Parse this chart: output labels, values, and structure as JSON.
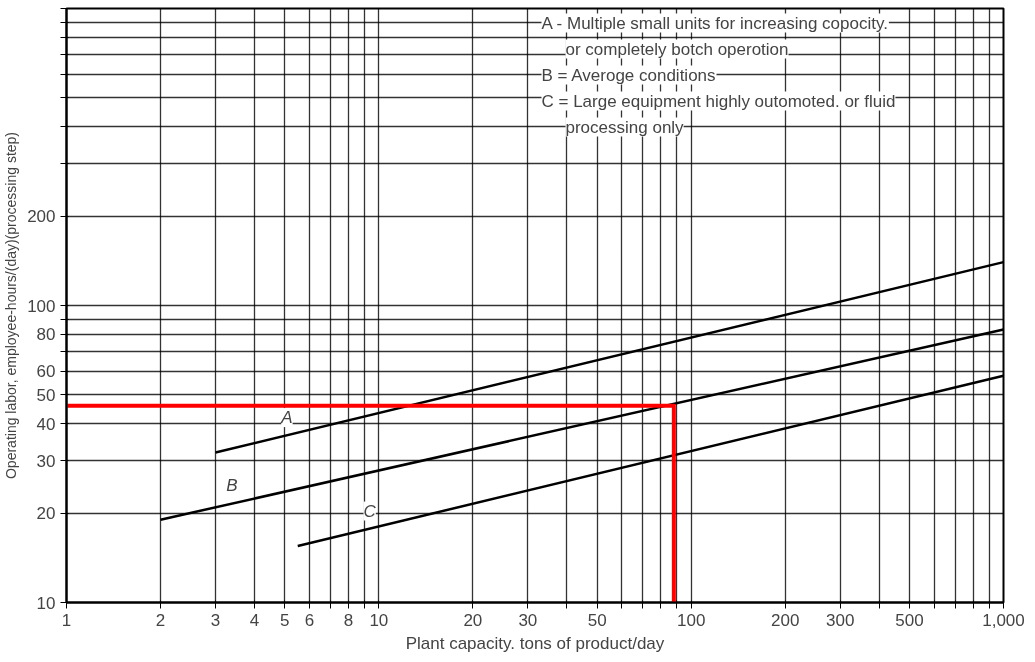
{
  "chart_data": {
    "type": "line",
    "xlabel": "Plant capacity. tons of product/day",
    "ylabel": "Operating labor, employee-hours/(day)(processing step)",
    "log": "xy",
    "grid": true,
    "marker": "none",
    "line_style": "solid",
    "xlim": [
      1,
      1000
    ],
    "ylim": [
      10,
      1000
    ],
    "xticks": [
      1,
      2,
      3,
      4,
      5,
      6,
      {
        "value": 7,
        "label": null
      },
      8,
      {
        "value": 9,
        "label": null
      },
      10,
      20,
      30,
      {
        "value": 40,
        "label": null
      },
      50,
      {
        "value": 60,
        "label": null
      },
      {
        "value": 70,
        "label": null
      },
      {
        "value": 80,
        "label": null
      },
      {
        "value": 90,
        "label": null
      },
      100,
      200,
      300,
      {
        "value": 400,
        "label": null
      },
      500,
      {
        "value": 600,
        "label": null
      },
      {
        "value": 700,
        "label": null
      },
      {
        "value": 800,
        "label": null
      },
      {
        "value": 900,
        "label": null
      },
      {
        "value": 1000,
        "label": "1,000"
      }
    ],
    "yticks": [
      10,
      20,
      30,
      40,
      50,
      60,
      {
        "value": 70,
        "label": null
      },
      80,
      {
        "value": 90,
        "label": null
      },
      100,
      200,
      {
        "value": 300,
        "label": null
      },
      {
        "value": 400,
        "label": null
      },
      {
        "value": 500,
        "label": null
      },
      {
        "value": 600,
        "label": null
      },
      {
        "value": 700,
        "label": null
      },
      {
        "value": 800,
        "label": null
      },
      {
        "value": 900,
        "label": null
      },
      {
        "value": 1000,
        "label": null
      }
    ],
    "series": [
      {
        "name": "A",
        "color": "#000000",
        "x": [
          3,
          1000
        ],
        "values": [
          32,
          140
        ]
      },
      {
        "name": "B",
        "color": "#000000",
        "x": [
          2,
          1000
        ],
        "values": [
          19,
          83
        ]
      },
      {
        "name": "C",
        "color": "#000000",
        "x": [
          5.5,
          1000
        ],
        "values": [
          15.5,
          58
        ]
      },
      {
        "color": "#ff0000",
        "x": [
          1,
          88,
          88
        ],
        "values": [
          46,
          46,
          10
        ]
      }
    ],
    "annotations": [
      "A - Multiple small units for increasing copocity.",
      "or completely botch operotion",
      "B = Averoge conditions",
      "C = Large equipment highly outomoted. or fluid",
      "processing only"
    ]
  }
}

--

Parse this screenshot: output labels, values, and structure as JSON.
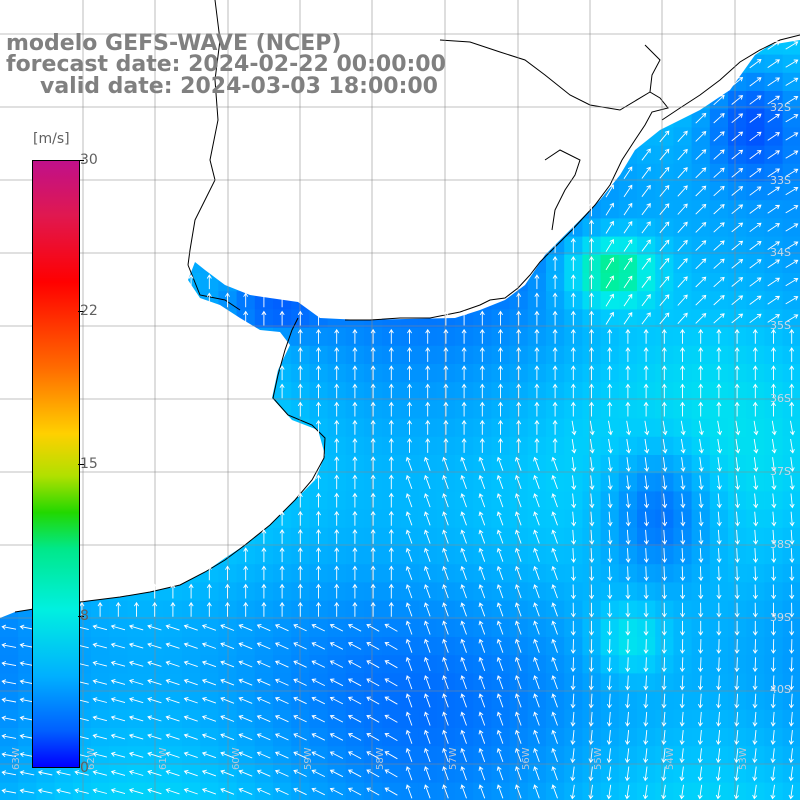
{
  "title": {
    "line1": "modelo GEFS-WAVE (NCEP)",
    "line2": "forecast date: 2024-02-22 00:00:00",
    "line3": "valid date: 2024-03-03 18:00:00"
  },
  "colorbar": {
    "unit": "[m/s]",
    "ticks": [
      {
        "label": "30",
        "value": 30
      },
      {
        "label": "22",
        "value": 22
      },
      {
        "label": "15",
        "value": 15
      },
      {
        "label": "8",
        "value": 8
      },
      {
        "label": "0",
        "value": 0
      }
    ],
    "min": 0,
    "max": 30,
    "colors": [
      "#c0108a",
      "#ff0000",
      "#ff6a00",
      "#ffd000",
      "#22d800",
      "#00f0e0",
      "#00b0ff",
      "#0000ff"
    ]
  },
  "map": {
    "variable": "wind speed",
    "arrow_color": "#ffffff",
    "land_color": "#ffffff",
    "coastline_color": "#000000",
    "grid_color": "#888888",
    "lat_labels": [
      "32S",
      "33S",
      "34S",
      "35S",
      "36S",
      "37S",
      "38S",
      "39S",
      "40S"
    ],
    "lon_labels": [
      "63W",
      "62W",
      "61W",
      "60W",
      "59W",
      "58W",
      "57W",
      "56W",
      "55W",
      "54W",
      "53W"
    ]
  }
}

==

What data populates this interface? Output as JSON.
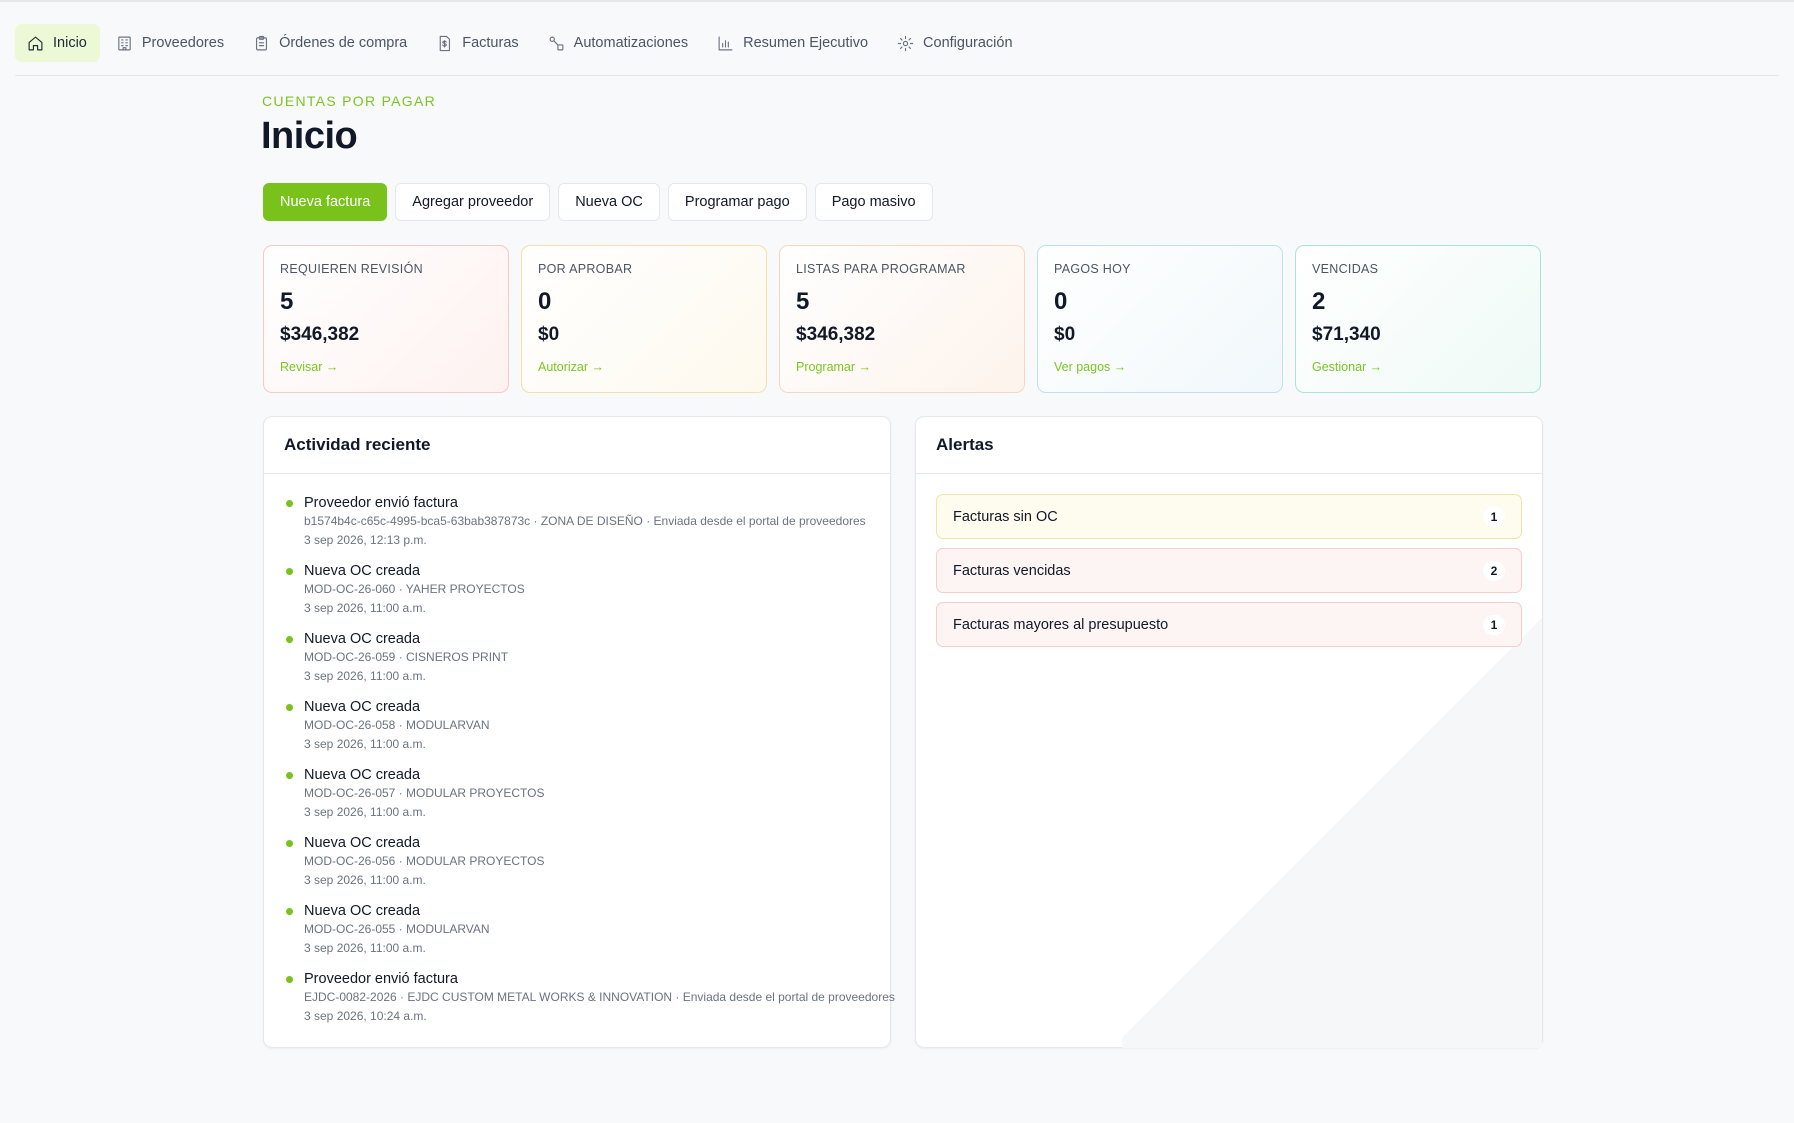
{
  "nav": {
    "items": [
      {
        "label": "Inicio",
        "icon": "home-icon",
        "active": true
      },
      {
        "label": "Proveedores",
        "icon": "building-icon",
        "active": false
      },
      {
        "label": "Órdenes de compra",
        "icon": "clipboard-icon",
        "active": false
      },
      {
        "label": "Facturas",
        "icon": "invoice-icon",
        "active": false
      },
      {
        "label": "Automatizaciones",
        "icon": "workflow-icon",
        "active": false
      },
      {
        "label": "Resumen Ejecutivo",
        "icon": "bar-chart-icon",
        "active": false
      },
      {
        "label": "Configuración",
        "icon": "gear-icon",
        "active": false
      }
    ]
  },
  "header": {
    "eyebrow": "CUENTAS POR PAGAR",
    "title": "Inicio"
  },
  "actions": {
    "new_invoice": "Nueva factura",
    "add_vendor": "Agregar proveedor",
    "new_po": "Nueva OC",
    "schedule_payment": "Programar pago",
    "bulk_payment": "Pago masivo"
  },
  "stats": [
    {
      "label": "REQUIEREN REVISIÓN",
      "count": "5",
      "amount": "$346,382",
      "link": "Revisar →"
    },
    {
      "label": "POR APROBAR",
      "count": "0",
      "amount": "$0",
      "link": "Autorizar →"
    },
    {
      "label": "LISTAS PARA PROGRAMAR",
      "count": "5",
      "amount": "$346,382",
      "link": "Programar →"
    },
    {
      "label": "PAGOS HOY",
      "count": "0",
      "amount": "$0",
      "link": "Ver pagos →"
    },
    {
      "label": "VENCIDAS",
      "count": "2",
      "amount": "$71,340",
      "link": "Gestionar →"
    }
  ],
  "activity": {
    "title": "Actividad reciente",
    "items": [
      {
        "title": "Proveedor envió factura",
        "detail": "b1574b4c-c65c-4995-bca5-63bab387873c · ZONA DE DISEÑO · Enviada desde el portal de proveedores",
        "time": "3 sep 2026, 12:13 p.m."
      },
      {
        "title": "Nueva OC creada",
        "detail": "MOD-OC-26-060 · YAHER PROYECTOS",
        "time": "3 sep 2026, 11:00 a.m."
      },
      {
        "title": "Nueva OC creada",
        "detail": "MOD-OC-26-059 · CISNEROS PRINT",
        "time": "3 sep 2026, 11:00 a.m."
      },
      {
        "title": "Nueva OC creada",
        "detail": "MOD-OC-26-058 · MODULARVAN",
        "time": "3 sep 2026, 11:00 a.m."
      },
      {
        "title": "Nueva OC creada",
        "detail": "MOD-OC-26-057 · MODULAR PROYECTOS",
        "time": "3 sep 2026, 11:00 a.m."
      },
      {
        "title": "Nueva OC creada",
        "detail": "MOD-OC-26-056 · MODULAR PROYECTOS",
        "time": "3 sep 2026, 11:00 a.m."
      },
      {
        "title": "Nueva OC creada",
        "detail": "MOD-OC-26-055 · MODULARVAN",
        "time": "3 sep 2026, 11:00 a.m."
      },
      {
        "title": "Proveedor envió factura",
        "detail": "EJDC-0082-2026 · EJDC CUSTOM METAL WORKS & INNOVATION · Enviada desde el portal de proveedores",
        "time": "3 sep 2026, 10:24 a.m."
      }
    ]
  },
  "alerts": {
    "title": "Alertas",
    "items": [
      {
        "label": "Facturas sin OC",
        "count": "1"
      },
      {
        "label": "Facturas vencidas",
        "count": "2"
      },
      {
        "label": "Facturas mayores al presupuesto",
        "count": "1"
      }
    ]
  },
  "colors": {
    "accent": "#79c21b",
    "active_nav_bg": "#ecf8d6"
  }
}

Task to complete » Report how many lines of the listing above include the word "Facturas". Say nothing but the number.

Worked answer » 4